Supplied records:

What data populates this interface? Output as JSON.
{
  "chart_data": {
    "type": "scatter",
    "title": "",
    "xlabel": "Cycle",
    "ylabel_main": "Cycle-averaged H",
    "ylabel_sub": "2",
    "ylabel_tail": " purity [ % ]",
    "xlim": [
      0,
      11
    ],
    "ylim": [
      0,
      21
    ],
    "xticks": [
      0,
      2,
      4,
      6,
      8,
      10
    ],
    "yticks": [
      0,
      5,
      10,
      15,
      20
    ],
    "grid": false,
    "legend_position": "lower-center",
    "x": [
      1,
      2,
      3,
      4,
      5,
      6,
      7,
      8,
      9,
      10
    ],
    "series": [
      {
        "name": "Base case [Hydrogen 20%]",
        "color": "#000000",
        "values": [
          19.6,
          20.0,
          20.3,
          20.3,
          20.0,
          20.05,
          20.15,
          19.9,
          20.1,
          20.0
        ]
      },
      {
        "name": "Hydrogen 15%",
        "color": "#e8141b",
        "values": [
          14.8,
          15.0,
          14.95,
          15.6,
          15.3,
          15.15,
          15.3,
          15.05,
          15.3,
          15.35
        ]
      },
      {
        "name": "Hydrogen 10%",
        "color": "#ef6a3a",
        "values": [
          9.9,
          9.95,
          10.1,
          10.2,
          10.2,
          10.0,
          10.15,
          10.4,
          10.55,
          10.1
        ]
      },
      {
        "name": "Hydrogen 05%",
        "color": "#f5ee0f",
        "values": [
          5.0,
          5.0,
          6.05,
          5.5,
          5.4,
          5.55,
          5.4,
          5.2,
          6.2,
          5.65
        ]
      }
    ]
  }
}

What the exercise asks:
Review the preceding data and report every line that includes the string "color".

The solution:
        "color": "#000000",
        "color": "#e8141b",
        "color": "#ef6a3a",
        "color": "#f5ee0f",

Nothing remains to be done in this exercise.